» **Problem to work on**
Reply only with how many lines contain the word "title".

== Supplied material ==

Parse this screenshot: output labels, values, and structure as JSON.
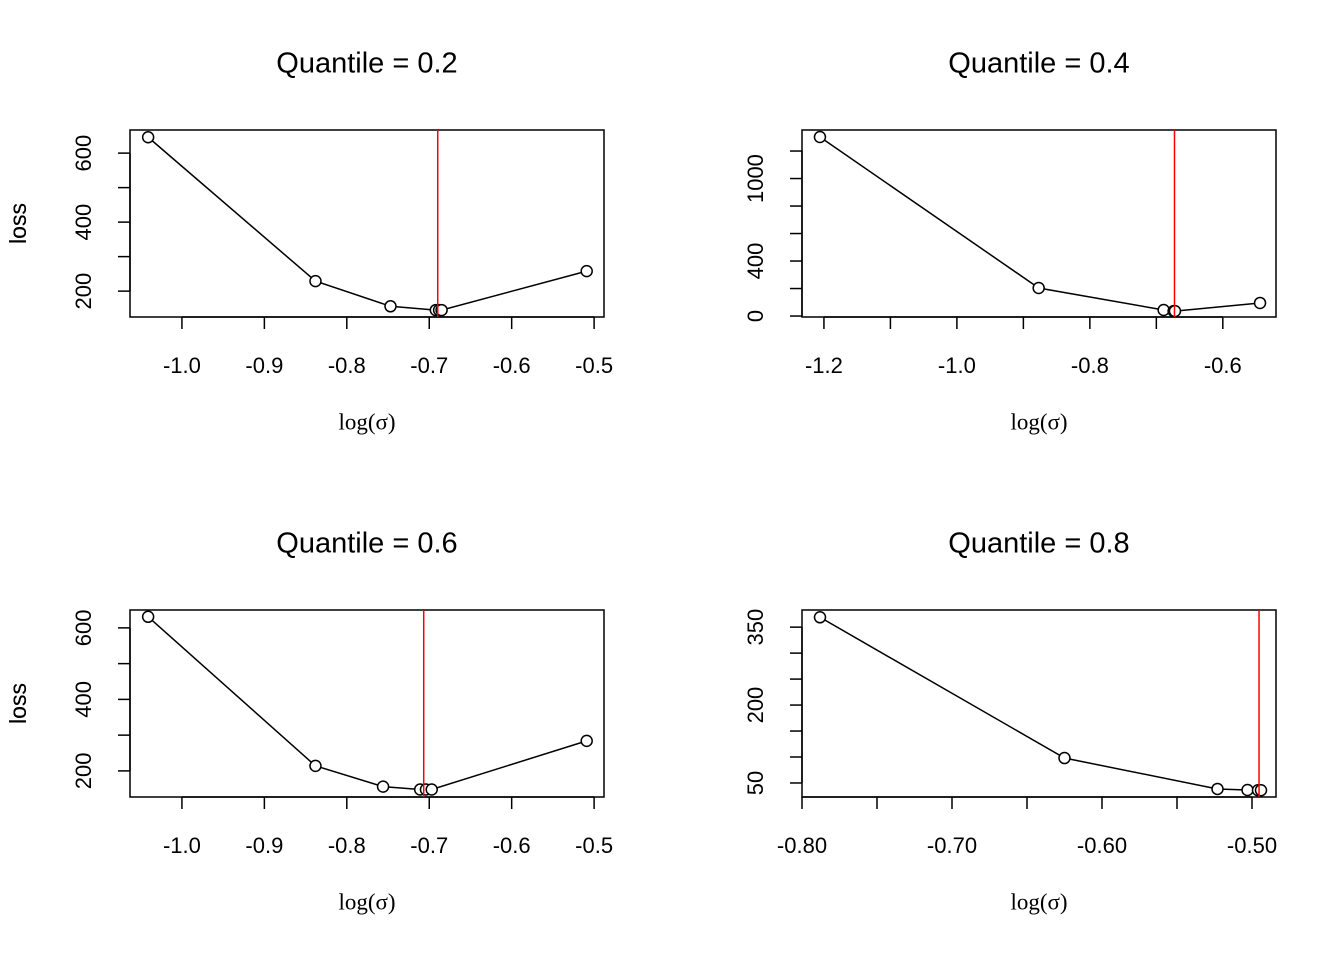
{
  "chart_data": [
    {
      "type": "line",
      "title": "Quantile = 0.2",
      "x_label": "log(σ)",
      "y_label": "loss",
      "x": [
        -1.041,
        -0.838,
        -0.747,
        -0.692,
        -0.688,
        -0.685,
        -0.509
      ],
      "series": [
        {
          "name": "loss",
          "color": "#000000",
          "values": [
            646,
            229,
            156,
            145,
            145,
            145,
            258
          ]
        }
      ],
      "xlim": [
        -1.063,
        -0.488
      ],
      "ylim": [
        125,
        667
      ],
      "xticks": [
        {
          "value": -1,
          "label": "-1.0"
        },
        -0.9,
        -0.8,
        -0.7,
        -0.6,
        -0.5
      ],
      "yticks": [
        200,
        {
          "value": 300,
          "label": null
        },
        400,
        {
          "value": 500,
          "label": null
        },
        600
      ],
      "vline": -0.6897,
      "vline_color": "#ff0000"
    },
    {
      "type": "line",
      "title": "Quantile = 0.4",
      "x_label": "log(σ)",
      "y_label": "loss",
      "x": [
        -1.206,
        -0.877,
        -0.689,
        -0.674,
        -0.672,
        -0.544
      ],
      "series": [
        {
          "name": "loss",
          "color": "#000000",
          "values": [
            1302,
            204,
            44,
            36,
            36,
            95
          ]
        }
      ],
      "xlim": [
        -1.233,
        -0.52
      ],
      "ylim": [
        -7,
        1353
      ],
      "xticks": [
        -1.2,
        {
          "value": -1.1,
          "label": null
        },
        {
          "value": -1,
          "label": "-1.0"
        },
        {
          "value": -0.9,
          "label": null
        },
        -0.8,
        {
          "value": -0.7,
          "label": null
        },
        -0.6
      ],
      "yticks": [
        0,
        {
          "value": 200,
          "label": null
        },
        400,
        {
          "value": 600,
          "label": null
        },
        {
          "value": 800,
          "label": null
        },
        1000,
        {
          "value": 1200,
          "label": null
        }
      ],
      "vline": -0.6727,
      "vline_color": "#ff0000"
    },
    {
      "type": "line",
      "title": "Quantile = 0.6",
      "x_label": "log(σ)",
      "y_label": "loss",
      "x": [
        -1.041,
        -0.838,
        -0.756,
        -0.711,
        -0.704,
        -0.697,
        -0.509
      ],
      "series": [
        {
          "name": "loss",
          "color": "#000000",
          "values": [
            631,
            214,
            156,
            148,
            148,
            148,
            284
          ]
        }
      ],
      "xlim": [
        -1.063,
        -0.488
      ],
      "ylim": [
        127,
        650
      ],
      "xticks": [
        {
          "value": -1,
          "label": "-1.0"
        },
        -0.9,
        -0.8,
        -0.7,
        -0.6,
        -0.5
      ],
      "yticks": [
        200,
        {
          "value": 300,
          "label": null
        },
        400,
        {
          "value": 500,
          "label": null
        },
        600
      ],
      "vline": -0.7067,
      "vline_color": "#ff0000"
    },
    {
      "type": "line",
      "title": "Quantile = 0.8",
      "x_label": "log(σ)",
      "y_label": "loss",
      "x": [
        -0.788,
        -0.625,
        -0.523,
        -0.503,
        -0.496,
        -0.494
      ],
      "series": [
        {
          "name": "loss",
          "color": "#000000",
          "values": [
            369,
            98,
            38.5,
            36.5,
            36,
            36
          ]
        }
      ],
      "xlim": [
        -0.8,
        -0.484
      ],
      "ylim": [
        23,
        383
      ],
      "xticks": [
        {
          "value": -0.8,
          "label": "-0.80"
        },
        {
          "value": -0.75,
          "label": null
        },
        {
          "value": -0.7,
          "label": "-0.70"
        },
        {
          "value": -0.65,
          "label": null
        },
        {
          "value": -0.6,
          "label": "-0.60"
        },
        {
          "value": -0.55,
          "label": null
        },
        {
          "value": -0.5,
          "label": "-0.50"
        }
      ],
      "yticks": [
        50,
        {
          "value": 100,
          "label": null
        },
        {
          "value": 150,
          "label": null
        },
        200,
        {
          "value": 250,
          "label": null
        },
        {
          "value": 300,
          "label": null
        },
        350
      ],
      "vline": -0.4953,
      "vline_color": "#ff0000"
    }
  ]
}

===

» **Task solution**
4